■ Task objective:
Find the lines that contain the word "dimension" and copy each one.
═════ Stored data ═════
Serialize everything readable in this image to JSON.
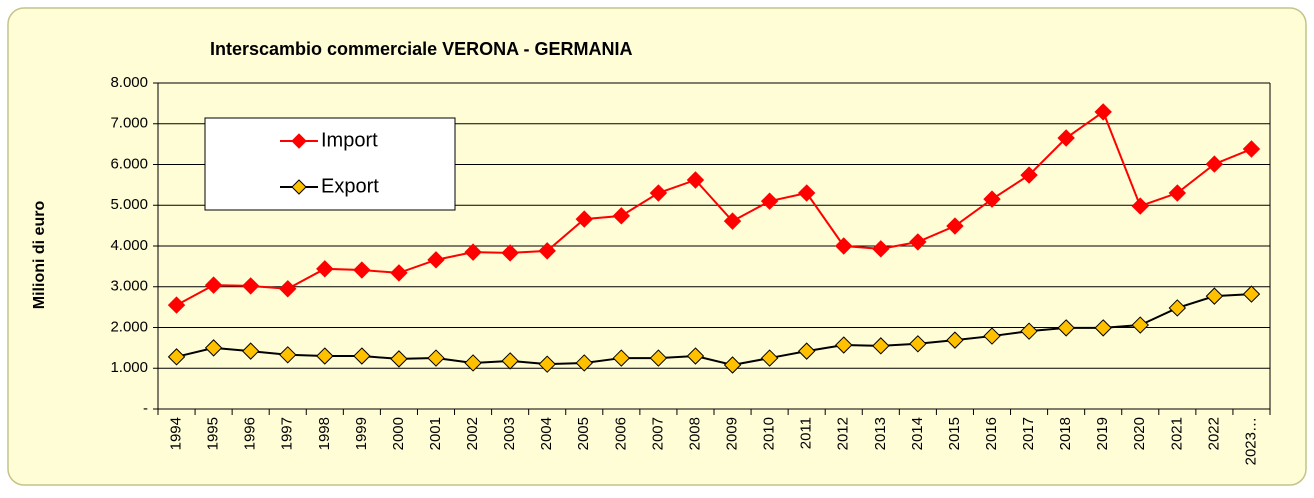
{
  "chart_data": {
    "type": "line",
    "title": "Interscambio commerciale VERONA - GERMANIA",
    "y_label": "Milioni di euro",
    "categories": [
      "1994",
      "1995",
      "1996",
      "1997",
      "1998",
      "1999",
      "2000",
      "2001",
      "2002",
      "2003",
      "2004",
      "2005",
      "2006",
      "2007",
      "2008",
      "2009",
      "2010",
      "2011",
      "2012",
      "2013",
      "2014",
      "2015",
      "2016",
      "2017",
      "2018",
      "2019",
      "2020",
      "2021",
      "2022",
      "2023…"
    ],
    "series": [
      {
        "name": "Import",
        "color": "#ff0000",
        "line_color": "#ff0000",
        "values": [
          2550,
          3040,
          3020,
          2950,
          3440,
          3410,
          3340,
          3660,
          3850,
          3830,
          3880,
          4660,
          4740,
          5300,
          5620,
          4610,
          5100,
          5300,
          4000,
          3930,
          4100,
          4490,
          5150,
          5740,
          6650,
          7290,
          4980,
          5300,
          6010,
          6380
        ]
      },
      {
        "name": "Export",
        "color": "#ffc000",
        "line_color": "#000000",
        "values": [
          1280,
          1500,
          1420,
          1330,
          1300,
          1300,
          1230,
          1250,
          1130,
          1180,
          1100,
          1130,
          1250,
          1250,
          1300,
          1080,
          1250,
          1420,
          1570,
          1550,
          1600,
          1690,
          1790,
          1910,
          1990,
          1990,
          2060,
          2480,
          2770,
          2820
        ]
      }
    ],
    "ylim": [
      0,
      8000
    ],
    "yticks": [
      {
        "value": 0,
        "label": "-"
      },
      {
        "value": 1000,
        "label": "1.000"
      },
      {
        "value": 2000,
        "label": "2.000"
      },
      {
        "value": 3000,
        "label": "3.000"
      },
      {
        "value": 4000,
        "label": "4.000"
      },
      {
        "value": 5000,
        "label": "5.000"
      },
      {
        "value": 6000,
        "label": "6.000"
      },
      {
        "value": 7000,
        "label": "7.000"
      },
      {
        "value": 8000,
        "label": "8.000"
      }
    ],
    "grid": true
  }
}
═════
═════ Stored data ═════
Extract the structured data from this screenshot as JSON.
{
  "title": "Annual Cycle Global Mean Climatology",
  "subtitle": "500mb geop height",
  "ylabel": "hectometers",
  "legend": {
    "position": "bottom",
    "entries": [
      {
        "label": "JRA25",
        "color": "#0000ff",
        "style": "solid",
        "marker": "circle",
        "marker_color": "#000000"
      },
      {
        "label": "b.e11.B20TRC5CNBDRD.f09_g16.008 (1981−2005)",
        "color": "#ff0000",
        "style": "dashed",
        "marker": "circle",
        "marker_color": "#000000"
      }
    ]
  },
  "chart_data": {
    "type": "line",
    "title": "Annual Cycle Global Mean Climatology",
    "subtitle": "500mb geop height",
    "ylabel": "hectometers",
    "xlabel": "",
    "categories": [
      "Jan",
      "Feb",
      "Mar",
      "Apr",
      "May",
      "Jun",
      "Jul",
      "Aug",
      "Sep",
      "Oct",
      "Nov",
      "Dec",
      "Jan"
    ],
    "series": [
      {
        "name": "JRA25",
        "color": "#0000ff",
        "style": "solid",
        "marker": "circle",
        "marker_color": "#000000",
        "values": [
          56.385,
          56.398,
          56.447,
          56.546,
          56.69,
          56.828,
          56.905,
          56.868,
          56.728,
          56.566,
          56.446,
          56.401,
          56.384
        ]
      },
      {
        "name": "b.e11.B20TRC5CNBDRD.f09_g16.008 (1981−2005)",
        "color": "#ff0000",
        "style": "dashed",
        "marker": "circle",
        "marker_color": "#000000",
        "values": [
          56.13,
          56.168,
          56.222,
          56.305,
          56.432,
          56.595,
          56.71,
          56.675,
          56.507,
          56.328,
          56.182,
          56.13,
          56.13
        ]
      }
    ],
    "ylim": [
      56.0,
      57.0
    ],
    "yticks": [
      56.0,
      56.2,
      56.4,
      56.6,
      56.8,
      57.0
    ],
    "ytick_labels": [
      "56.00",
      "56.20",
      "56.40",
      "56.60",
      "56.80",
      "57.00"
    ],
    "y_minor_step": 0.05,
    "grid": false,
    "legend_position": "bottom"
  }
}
═════
═════ Stored data ═════
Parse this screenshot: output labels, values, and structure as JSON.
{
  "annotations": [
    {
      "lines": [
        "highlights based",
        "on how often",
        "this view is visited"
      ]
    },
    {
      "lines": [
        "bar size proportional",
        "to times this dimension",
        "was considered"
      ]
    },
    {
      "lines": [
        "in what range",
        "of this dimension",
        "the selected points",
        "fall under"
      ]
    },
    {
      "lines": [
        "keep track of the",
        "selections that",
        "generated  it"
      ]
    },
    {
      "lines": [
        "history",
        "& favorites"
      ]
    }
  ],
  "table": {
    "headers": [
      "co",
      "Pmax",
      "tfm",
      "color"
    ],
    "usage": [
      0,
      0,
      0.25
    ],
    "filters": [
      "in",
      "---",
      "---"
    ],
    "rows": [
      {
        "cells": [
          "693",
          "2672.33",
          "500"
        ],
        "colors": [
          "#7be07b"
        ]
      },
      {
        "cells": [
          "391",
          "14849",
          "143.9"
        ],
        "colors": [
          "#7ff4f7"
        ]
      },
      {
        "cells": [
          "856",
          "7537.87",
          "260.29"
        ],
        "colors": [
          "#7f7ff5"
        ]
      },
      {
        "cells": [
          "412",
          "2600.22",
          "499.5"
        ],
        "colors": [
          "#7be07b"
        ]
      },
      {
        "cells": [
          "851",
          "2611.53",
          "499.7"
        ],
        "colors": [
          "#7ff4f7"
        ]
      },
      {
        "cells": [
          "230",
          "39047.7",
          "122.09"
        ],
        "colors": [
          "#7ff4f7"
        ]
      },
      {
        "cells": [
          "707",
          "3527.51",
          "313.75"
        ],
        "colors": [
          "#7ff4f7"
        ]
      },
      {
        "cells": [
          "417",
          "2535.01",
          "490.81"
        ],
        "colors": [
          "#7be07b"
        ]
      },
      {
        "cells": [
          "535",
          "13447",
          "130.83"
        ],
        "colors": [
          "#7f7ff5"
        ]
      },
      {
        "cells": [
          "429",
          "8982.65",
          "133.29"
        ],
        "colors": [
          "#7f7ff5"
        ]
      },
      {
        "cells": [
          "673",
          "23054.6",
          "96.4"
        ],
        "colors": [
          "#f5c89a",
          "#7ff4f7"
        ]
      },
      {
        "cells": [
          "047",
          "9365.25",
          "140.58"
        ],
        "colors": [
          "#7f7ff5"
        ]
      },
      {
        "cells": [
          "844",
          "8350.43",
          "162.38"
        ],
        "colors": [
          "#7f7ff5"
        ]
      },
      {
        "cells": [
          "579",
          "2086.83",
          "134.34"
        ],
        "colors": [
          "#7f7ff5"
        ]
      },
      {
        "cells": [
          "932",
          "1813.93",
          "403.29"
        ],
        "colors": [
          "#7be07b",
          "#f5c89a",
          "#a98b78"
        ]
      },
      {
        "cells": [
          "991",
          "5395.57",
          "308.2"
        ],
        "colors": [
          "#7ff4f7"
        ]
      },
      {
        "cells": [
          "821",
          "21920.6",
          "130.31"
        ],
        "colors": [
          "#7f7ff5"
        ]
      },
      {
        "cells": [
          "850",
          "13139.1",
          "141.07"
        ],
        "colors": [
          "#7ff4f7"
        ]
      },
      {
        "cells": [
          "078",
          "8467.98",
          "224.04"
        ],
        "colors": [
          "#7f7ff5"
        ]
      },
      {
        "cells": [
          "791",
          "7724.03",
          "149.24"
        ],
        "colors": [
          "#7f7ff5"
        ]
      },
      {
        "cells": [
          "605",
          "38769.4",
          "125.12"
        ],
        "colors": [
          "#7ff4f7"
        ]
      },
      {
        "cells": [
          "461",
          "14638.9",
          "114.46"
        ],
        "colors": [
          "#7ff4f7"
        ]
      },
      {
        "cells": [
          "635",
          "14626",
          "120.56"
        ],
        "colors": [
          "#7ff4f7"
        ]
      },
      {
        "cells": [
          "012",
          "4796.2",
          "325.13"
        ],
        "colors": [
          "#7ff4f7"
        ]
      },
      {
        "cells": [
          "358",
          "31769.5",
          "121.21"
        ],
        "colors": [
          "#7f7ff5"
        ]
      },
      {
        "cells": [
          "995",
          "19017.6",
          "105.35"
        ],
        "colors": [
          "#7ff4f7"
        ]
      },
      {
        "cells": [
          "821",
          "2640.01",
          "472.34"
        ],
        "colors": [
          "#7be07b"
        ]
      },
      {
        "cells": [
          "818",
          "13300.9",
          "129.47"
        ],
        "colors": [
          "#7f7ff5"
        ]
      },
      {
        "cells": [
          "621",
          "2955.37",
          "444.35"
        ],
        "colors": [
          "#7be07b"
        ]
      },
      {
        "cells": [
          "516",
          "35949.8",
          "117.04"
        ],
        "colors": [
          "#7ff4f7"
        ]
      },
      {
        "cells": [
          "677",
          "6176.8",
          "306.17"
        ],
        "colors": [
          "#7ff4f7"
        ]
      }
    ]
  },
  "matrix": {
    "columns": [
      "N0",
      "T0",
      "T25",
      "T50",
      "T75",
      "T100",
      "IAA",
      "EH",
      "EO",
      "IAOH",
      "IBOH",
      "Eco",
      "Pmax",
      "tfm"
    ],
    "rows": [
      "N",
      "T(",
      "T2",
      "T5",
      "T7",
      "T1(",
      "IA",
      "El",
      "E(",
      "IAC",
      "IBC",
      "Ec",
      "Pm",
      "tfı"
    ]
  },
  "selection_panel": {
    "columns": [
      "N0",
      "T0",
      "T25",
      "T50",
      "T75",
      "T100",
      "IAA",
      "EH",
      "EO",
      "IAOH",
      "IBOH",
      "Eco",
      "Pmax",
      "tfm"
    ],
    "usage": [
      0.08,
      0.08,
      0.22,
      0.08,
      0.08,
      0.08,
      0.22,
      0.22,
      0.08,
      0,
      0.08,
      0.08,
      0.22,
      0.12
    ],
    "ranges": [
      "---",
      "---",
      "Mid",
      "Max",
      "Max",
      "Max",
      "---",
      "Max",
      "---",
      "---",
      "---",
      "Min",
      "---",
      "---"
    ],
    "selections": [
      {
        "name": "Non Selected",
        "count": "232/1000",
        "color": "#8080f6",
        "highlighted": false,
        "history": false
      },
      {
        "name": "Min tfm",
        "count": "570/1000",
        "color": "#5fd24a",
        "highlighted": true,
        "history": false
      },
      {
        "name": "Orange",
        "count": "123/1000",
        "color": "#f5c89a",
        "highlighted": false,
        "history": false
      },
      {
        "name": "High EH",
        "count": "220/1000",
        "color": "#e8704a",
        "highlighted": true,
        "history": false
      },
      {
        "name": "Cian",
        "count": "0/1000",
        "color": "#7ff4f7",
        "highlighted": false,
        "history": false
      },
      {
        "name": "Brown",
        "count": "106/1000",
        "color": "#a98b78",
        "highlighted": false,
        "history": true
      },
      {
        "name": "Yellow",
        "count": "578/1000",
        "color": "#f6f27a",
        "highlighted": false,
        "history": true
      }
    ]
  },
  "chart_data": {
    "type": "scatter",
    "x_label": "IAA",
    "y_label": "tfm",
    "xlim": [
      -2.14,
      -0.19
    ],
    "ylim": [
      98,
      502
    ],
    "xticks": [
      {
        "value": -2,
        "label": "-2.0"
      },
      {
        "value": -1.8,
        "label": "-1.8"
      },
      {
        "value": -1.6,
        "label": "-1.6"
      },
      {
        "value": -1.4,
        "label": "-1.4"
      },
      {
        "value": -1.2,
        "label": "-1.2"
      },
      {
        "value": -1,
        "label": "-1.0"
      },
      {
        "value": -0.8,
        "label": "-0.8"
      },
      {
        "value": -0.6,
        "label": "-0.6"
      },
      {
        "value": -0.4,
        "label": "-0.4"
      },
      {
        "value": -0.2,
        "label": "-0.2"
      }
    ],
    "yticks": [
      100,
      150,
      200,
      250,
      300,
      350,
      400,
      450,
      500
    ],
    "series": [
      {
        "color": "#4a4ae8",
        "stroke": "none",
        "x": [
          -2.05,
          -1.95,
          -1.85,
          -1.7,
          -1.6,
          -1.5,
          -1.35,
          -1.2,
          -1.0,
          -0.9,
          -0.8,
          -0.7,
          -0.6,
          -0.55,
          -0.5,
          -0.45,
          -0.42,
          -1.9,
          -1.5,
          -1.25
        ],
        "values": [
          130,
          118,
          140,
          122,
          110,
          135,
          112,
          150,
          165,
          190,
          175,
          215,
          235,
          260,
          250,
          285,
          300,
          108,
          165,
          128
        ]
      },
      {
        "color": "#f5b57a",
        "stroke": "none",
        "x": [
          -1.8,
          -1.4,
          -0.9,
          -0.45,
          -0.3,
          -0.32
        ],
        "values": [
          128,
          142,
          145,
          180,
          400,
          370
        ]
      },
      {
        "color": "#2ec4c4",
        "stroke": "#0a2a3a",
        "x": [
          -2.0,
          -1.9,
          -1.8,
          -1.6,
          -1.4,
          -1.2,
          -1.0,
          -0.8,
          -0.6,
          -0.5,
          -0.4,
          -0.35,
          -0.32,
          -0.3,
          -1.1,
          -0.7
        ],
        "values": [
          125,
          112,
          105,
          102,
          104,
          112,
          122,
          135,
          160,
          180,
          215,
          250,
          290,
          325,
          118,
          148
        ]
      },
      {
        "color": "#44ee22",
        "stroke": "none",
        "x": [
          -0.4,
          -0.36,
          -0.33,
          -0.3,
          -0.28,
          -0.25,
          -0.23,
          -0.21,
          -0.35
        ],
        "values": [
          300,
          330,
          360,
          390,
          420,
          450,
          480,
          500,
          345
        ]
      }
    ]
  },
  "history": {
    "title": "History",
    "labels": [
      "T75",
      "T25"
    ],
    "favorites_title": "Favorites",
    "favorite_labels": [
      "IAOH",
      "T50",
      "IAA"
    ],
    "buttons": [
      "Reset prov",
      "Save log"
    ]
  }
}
═════
■ Response to this exercise:
        "to times this dimension",
        "of this dimension",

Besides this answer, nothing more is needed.